== 本文抜粋

本書の内容は、池田信夫氏のブログとか、城繁幸氏のブログを読んでいれば、わかっていることばかり。
万が一、新卒や第二新卒の学生で、「エントリーシートが読まれている」なんて考えている人がいるなら、すぐに本書を手に取った方がいい。
有名企業には何万通というエントリーシートが寄せられるから、それをいちいち読んでいるわけがない。こんなことは誰でもわかりそうなもんだが。
採用を決めるのは誰か
多くの学生には能力信仰があると思う。能力のある人間が企業に採用されるという信仰。
だけど、考えて欲しいのは、誰が採用を決めるのか?という話。
採用担当者ってのは、要するにサラリーマン。
同じ釜の飯を食う仲間たちが採用を決めている。断じて、会社の株主ではない。
当然ながら、採用基準は「そいつと一緒に働きたいか?」ということになる。
能力なんてのは、仕事が最低限こなせるベースがありさえすれば、どうでもいいことなのだ。
だからこそ、学歴による足きりが機能してしまう。本当の能力主義だったら、学歴なんて意味ないから、学歴が採用基準になることはない。
就職の際に見られる「能力」というのは、最低限の仕事を遂行する能力のことだから、入試のお勉強がひとつのシグナルとして機能することになる。
最低限の能力さえば、あとは仲間とうまくやってけるか。これがすべて。
誰だって、新しく仲間になるやつが糞野郎だったら困るわけで、良い奴に入ってほしい。コミュニケーション能力が重視されるのは、あまりに必然的なことなのだ。
コミュニティを求める意識が罠となる
日本人にとって会社に就職するというのは、単に金を稼ぐ手段というより、アイデンティティのより所になっている。
だからこそ、若い人たちは少しでも世間受けのする企業に入りたくなるわけだし、その気持ちはわかる。

====

作業内容 -
a – 採用に関する文章によると、採用基準は結局どのような問いになるとされていますか。
b – 採用に関する文章に出てくるカタカナ語を、重複を除いてすべて登場順に挙げてください。
c – 採用に関する文章の最後の文に続けて、その先を書き進めてください。

== 提供データ

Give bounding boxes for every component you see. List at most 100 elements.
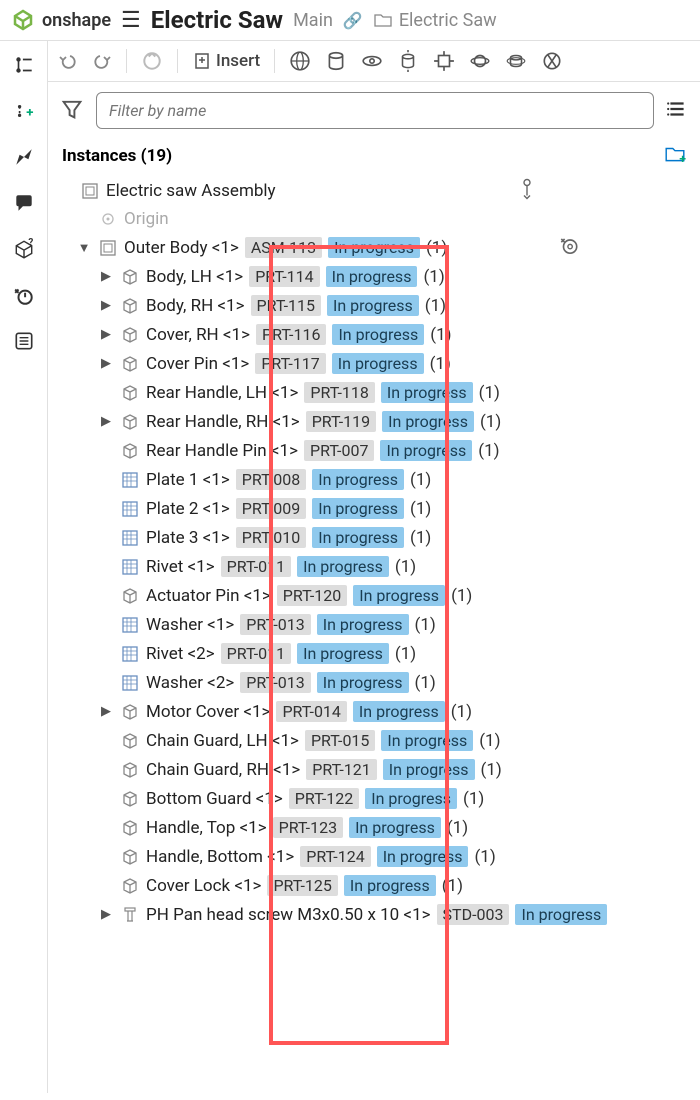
tree-row[interactable]: ▶Rivet <1>PRT-011In progress(1) — [48, 552, 686, 581]
status-badge[interactable]: In progress — [365, 788, 457, 809]
tree-row[interactable]: ▶PH Pan head screw M3x0.50 x 10 <1>STD-0… — [48, 900, 686, 929]
chevron-icon[interactable]: ▶ — [98, 298, 114, 313]
status-badge[interactable]: In progress — [349, 817, 441, 838]
timer-icon[interactable] — [12, 283, 36, 307]
chevron-icon[interactable]: ▶ — [98, 327, 114, 342]
part-number-tag[interactable]: PRT-125 — [267, 875, 337, 896]
tree-row[interactable]: ▶Motor Cover <1>PRT-014In progress(1) — [48, 697, 686, 726]
pen-icon[interactable] — [12, 145, 36, 169]
status-badge[interactable]: In progress — [383, 759, 475, 780]
tree-row[interactable]: ▶Body, LH <1>PRT-114In progress(1) — [48, 262, 686, 291]
tree-row[interactable]: ▶Rear Handle Pin <1>PRT-007In progress(1… — [48, 436, 686, 465]
part-number-tag[interactable]: PRT-122 — [289, 788, 359, 809]
status-badge[interactable]: In progress — [317, 672, 409, 693]
tree-row[interactable]: ▶Body, RH <1>PRT-115In progress(1) — [48, 291, 686, 320]
tree-row[interactable]: ▶Actuator Pin <1>PRT-120In progress(1) — [48, 581, 686, 610]
part-number-tag[interactable]: PRT-010 — [236, 527, 306, 548]
part-number-tag[interactable]: STD-003 — [437, 904, 510, 925]
tree-row[interactable]: ▶Rear Handle, LH <1>PRT-118In progress(1… — [48, 378, 686, 407]
status-badge[interactable]: In progress — [326, 266, 418, 287]
tree-row[interactable]: ▶Washer <2>PRT-013In progress(1) — [48, 668, 686, 697]
filter-input[interactable] — [96, 92, 654, 129]
hamburger-icon[interactable]: ☰ — [121, 8, 141, 33]
tree-row[interactable]: ▶Plate 3 <1>PRT-010In progress(1) — [48, 523, 686, 552]
status-badge[interactable]: In progress — [297, 643, 389, 664]
tree-row[interactable]: ▶Chain Guard, LH <1>PRT-015In progress(1… — [48, 726, 686, 755]
status-badge[interactable]: In progress — [382, 411, 474, 432]
part-number-tag[interactable]: PRT-119 — [306, 411, 376, 432]
part-number-tag[interactable]: PRT-009 — [236, 498, 306, 519]
part-number-tag[interactable]: PRT-008 — [236, 469, 306, 490]
status-badge[interactable]: In progress — [353, 701, 445, 722]
part-number-tag[interactable]: PRT-011 — [221, 556, 291, 577]
status-badge[interactable]: In progress — [381, 730, 473, 751]
breadcrumb[interactable]: Electric Saw — [373, 10, 497, 31]
planar-icon[interactable] — [433, 50, 455, 72]
status-badge[interactable]: In progress — [377, 846, 469, 867]
assembly-root[interactable]: ▶ Electric saw Assembly — [48, 177, 686, 205]
part-number-tag[interactable]: PRT-121 — [306, 759, 376, 780]
part-number-tag[interactable]: PRT-007 — [304, 440, 374, 461]
status-badge[interactable]: In progress — [381, 382, 473, 403]
tree-row[interactable]: ▶Bottom Guard <1>PRT-122In progress(1) — [48, 784, 686, 813]
funnel-icon[interactable] — [60, 97, 84, 125]
part-number-tag[interactable]: PRT-015 — [305, 730, 375, 751]
instance-tree[interactable]: ▶ Electric saw Assembly ▶ Origin ▼Outer … — [48, 177, 700, 1093]
features-icon[interactable] — [12, 53, 36, 77]
status-badge[interactable]: In progress — [312, 498, 404, 519]
tree-row[interactable]: ▶Handle, Bottom <1>PRT-124In progress(1) — [48, 842, 686, 871]
status-badge[interactable]: In progress — [353, 585, 445, 606]
revolute-icon[interactable] — [361, 50, 383, 72]
tree-row[interactable]: ▶Cover Pin <1>PRT-117In progress(1) — [48, 349, 686, 378]
tree-row[interactable]: ▶Cover Lock <1>PRT-125In progress(1) — [48, 871, 686, 900]
part-number-tag[interactable]: PRT-118 — [304, 382, 374, 403]
status-badge[interactable]: In progress — [312, 527, 404, 548]
part-number-tag[interactable]: PRT-011 — [221, 643, 291, 664]
comment-icon[interactable] — [12, 191, 36, 215]
branch-name[interactable]: Main — [293, 10, 333, 31]
status-badge[interactable]: In progress — [297, 556, 389, 577]
globe-icon[interactable] — [289, 50, 311, 72]
cylinder-icon[interactable] — [325, 50, 347, 72]
status-badge[interactable]: In progress — [332, 324, 424, 345]
tree-row[interactable]: ▼Outer Body <1>ASM-113In progress(1) — [48, 233, 686, 262]
add-instance-icon[interactable]: + — [664, 143, 686, 169]
config-gear-icon[interactable] — [558, 234, 580, 261]
ball-icon[interactable] — [469, 50, 491, 72]
part-number-tag[interactable]: ASM-113 — [245, 237, 322, 258]
redo-button[interactable] — [92, 51, 112, 71]
part-number-tag[interactable]: PRT-117 — [255, 353, 325, 374]
parallel-icon[interactable] — [541, 50, 563, 72]
status-badge[interactable]: In progress — [317, 614, 409, 635]
status-badge[interactable]: In progress — [332, 353, 424, 374]
tree-row[interactable]: ▶Washer <1>PRT-013In progress(1) — [48, 610, 686, 639]
undo-button[interactable] — [58, 51, 78, 71]
part-number-tag[interactable]: PRT-114 — [249, 266, 319, 287]
chevron-icon[interactable]: ▼ — [76, 240, 92, 256]
refresh-button[interactable] — [141, 50, 163, 72]
tree-row[interactable]: ▶Chain Guard, RH <1>PRT-121In progress(1… — [48, 755, 686, 784]
pin-slot-icon[interactable] — [505, 50, 527, 72]
part-number-tag[interactable]: PRT-120 — [277, 585, 347, 606]
link-icon[interactable]: 🔗 — [343, 11, 363, 30]
tree-row[interactable]: ▶Cover, RH <1>PRT-116In progress(1) — [48, 320, 686, 349]
chevron-icon[interactable]: ▶ — [98, 269, 114, 284]
add-feature-icon[interactable]: + — [12, 99, 36, 123]
status-badge[interactable]: In progress — [328, 237, 420, 258]
status-badge[interactable]: In progress — [380, 440, 472, 461]
status-badge[interactable]: In progress — [515, 904, 607, 925]
document-title[interactable]: Electric Saw — [151, 6, 283, 34]
status-badge[interactable]: In progress — [312, 469, 404, 490]
status-badge[interactable]: In progress — [344, 875, 436, 896]
chevron-icon[interactable]: ▶ — [98, 414, 114, 429]
part-number-tag[interactable]: PRT-116 — [256, 324, 326, 345]
part-number-tag[interactable]: PRT-013 — [240, 614, 310, 635]
chevron-icon[interactable]: ▶ — [98, 704, 114, 719]
part-number-tag[interactable]: PRT-123 — [273, 817, 343, 838]
logo[interactable]: onshape — [10, 7, 111, 33]
mate-connector-icon[interactable] — [518, 178, 536, 205]
status-badge[interactable]: In progress — [327, 295, 419, 316]
part-number-tag[interactable]: PRT-014 — [276, 701, 346, 722]
tree-row[interactable]: ▶Rivet <2>PRT-011In progress(1) — [48, 639, 686, 668]
part-number-tag[interactable]: PRT-124 — [300, 846, 370, 867]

====

回答一覧 -
a – 「そいつと一緒に働きたいか?」という問いです。

b – ブログ、エントリーシート、サラリーマン、ベース、シグナル、コミュニケーション、コミュニティ、アイデンティティ

c –
だけど、そんな古い意識で生きていたら、死ぬまで窮屈な人生を送ることになるから。終着駅はうつ病ですよ。どこかで根本的に発想を変えるしかない。
ワタミのような企業で若者が過労自殺して、ブラック企業だと騒がれている。不思議なのは、なぜ居酒屋チェーンに就職するのか?ということ。
将来、居酒屋の起業を目指しているならいいけど、こういった起業に就職して得られるスキルは居酒屋店員のスキルなわけでしょ?
だから、ワタミが東証一部だとか、一応は世間に名前が知られているとか、そういう馬鹿げた理由で会社を選ぶとしたら、その人はコミュニティを求めているだけ。
アイデンティティのより所を求めて、とりあえず有名企業に就職しようとする学生は、命の危険があることを自覚した方がいい。
もっといろんな大人と知り合うべき
もし、今の私が大学生時代の自分にアドバイスするなら、以下の言葉を贈りたい。
自分の力で世界に向き合っている大人たちと知り合いになれ!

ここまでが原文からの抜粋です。